Return each line of the data below exactly, omitting any pictures.

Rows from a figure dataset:

>> START

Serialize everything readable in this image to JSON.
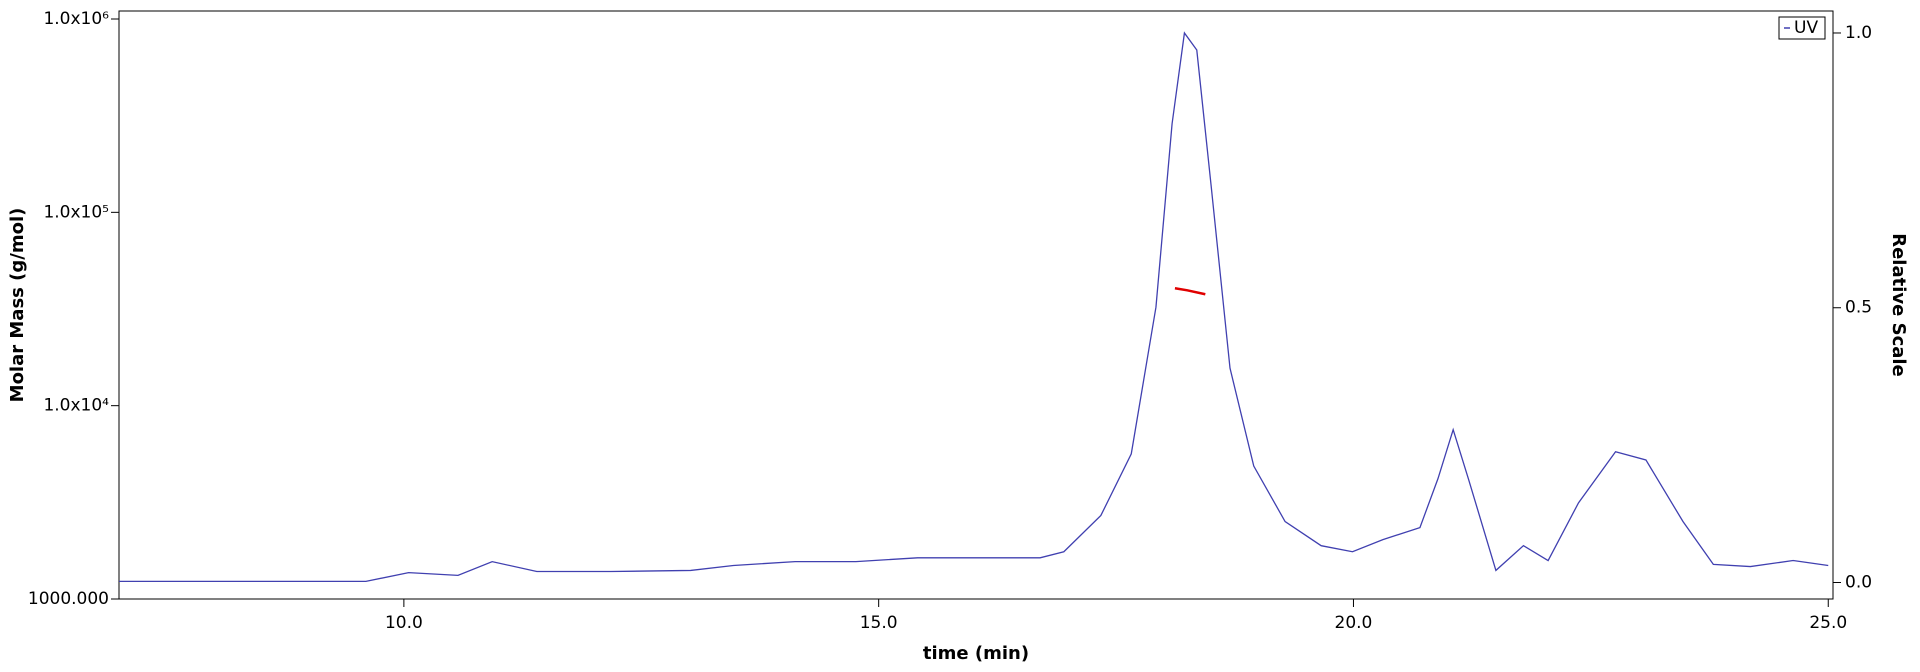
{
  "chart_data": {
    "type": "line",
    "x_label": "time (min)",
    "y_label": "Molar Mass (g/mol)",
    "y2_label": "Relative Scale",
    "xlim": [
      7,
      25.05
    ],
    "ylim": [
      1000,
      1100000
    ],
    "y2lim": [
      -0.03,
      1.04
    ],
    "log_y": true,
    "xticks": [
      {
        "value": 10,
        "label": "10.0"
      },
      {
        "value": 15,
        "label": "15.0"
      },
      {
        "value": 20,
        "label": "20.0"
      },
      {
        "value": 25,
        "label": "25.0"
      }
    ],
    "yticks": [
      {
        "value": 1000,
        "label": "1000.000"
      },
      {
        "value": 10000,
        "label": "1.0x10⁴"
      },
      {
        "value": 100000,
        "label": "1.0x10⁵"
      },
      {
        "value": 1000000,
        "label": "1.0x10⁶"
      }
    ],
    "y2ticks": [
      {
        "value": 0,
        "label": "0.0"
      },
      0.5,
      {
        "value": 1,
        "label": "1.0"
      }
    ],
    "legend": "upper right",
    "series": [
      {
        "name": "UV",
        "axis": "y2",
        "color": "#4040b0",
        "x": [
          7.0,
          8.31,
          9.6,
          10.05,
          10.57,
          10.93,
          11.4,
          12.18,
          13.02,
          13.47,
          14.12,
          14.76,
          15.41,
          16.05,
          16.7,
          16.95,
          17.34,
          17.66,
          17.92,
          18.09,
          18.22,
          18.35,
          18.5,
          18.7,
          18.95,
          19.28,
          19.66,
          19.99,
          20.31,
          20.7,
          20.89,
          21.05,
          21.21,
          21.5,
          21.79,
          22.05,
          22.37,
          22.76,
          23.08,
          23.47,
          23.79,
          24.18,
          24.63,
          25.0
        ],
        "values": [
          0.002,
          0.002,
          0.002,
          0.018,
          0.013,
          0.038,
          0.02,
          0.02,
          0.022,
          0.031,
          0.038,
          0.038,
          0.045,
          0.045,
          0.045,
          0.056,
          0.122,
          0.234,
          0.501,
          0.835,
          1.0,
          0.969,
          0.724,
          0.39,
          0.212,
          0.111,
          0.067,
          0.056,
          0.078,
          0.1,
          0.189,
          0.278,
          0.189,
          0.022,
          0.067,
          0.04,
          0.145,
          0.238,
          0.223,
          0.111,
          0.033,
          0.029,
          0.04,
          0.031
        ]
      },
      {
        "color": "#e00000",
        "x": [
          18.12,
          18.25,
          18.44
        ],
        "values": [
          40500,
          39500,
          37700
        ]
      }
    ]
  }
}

>> END

→ Complete output:
Serialize everything readable in this image to JSON.
{
  "chart_data": {
    "type": "line",
    "x_label": "time (min)",
    "y_label": "Molar Mass (g/mol)",
    "y2_label": "Relative Scale",
    "xlim": [
      7,
      25.05
    ],
    "ylim": [
      1000,
      1100000
    ],
    "y2lim": [
      -0.03,
      1.04
    ],
    "log_y": true,
    "xticks": [
      {
        "value": 10,
        "label": "10.0"
      },
      {
        "value": 15,
        "label": "15.0"
      },
      {
        "value": 20,
        "label": "20.0"
      },
      {
        "value": 25,
        "label": "25.0"
      }
    ],
    "yticks": [
      {
        "value": 1000,
        "label": "1000.000"
      },
      {
        "value": 10000,
        "label": "1.0x10⁴"
      },
      {
        "value": 100000,
        "label": "1.0x10⁵"
      },
      {
        "value": 1000000,
        "label": "1.0x10⁶"
      }
    ],
    "y2ticks": [
      {
        "value": 0,
        "label": "0.0"
      },
      0.5,
      {
        "value": 1,
        "label": "1.0"
      }
    ],
    "legend": "upper right",
    "series": [
      {
        "name": "UV",
        "axis": "y2",
        "color": "#4040b0",
        "x": [
          7.0,
          8.31,
          9.6,
          10.05,
          10.57,
          10.93,
          11.4,
          12.18,
          13.02,
          13.47,
          14.12,
          14.76,
          15.41,
          16.05,
          16.7,
          16.95,
          17.34,
          17.66,
          17.92,
          18.09,
          18.22,
          18.35,
          18.5,
          18.7,
          18.95,
          19.28,
          19.66,
          19.99,
          20.31,
          20.7,
          20.89,
          21.05,
          21.21,
          21.5,
          21.79,
          22.05,
          22.37,
          22.76,
          23.08,
          23.47,
          23.79,
          24.18,
          24.63,
          25.0
        ],
        "values": [
          0.002,
          0.002,
          0.002,
          0.018,
          0.013,
          0.038,
          0.02,
          0.02,
          0.022,
          0.031,
          0.038,
          0.038,
          0.045,
          0.045,
          0.045,
          0.056,
          0.122,
          0.234,
          0.501,
          0.835,
          1.0,
          0.969,
          0.724,
          0.39,
          0.212,
          0.111,
          0.067,
          0.056,
          0.078,
          0.1,
          0.189,
          0.278,
          0.189,
          0.022,
          0.067,
          0.04,
          0.145,
          0.238,
          0.223,
          0.111,
          0.033,
          0.029,
          0.04,
          0.031
        ]
      },
      {
        "color": "#e00000",
        "x": [
          18.12,
          18.25,
          18.44
        ],
        "values": [
          40500,
          39500,
          37700
        ]
      }
    ]
  }
}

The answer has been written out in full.